### What the task asks
Extract each line of the data below exactly as written.

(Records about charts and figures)
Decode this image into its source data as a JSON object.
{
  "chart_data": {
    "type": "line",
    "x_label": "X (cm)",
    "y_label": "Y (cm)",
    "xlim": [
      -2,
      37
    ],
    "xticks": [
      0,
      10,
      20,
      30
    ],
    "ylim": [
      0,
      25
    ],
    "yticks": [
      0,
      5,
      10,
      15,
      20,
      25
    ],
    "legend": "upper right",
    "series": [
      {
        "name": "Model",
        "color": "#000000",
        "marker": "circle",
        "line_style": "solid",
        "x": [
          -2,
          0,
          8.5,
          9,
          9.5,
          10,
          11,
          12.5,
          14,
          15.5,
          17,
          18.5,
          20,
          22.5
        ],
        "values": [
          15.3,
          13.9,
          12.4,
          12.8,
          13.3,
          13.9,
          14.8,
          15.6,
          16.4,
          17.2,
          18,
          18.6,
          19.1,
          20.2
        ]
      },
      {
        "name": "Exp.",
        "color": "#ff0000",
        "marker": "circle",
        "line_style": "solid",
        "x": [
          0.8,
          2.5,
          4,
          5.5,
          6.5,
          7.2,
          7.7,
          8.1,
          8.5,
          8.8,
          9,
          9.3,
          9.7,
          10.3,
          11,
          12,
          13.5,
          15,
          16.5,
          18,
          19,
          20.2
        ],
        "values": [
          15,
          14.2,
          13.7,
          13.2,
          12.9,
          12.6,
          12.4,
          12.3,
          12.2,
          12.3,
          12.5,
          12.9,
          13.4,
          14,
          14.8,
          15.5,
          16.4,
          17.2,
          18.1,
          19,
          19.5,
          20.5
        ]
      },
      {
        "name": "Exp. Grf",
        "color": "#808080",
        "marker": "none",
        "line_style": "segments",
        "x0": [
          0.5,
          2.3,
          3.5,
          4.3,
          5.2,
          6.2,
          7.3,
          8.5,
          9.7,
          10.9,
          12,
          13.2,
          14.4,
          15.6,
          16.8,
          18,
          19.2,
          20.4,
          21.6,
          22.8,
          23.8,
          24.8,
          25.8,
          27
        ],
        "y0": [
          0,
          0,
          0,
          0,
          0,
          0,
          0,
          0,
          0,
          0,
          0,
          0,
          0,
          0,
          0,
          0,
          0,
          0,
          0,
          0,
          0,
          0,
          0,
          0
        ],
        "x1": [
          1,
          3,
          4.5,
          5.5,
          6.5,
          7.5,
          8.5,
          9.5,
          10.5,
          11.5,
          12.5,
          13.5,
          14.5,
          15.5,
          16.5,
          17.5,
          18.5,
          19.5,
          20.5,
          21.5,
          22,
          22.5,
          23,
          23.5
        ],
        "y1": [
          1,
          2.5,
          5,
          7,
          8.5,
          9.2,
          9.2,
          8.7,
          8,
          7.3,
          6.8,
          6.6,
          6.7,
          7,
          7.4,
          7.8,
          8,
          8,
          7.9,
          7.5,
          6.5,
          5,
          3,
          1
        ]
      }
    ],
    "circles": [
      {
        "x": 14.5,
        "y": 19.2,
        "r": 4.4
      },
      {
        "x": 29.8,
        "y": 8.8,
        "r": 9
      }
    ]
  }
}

### Correct answer
Decode this image into its source data as a JSON object.
{
  "chart_data": {
    "type": "line",
    "x_label": "X (cm)",
    "y_label": "Y (cm)",
    "xlim": [
      -2,
      37
    ],
    "xticks": [
      0,
      10,
      20,
      30
    ],
    "ylim": [
      0,
      25
    ],
    "yticks": [
      0,
      5,
      10,
      15,
      20,
      25
    ],
    "legend": "upper right",
    "series": [
      {
        "name": "Model",
        "color": "#000000",
        "marker": "circle",
        "line_style": "solid",
        "x": [
          -2,
          0,
          8.5,
          9,
          9.5,
          10,
          11,
          12.5,
          14,
          15.5,
          17,
          18.5,
          20,
          22.5
        ],
        "values": [
          15.3,
          13.9,
          12.4,
          12.8,
          13.3,
          13.9,
          14.8,
          15.6,
          16.4,
          17.2,
          18,
          18.6,
          19.1,
          20.2
        ]
      },
      {
        "name": "Exp.",
        "color": "#ff0000",
        "marker": "circle",
        "line_style": "solid",
        "x": [
          0.8,
          2.5,
          4,
          5.5,
          6.5,
          7.2,
          7.7,
          8.1,
          8.5,
          8.8,
          9,
          9.3,
          9.7,
          10.3,
          11,
          12,
          13.5,
          15,
          16.5,
          18,
          19,
          20.2
        ],
        "values": [
          15,
          14.2,
          13.7,
          13.2,
          12.9,
          12.6,
          12.4,
          12.3,
          12.2,
          12.3,
          12.5,
          12.9,
          13.4,
          14,
          14.8,
          15.5,
          16.4,
          17.2,
          18.1,
          19,
          19.5,
          20.5
        ]
      },
      {
        "name": "Exp. Grf",
        "color": "#808080",
        "marker": "none",
        "line_style": "segments",
        "x0": [
          0.5,
          2.3,
          3.5,
          4.3,
          5.2,
          6.2,
          7.3,
          8.5,
          9.7,
          10.9,
          12,
          13.2,
          14.4,
          15.6,
          16.8,
          18,
          19.2,
          20.4,
          21.6,
          22.8,
          23.8,
          24.8,
          25.8,
          27
        ],
        "y0": [
          0,
          0,
          0,
          0,
          0,
          0,
          0,
          0,
          0,
          0,
          0,
          0,
          0,
          0,
          0,
          0,
          0,
          0,
          0,
          0,
          0,
          0,
          0,
          0
        ],
        "x1": [
          1,
          3,
          4.5,
          5.5,
          6.5,
          7.5,
          8.5,
          9.5,
          10.5,
          11.5,
          12.5,
          13.5,
          14.5,
          15.5,
          16.5,
          17.5,
          18.5,
          19.5,
          20.5,
          21.5,
          22,
          22.5,
          23,
          23.5
        ],
        "y1": [
          1,
          2.5,
          5,
          7,
          8.5,
          9.2,
          9.2,
          8.7,
          8,
          7.3,
          6.8,
          6.6,
          6.7,
          7,
          7.4,
          7.8,
          8,
          8,
          7.9,
          7.5,
          6.5,
          5,
          3,
          1
        ]
      }
    ],
    "circles": [
      {
        "x": 14.5,
        "y": 19.2,
        "r": 4.4
      },
      {
        "x": 29.8,
        "y": 8.8,
        "r": 9
      }
    ]
  }
}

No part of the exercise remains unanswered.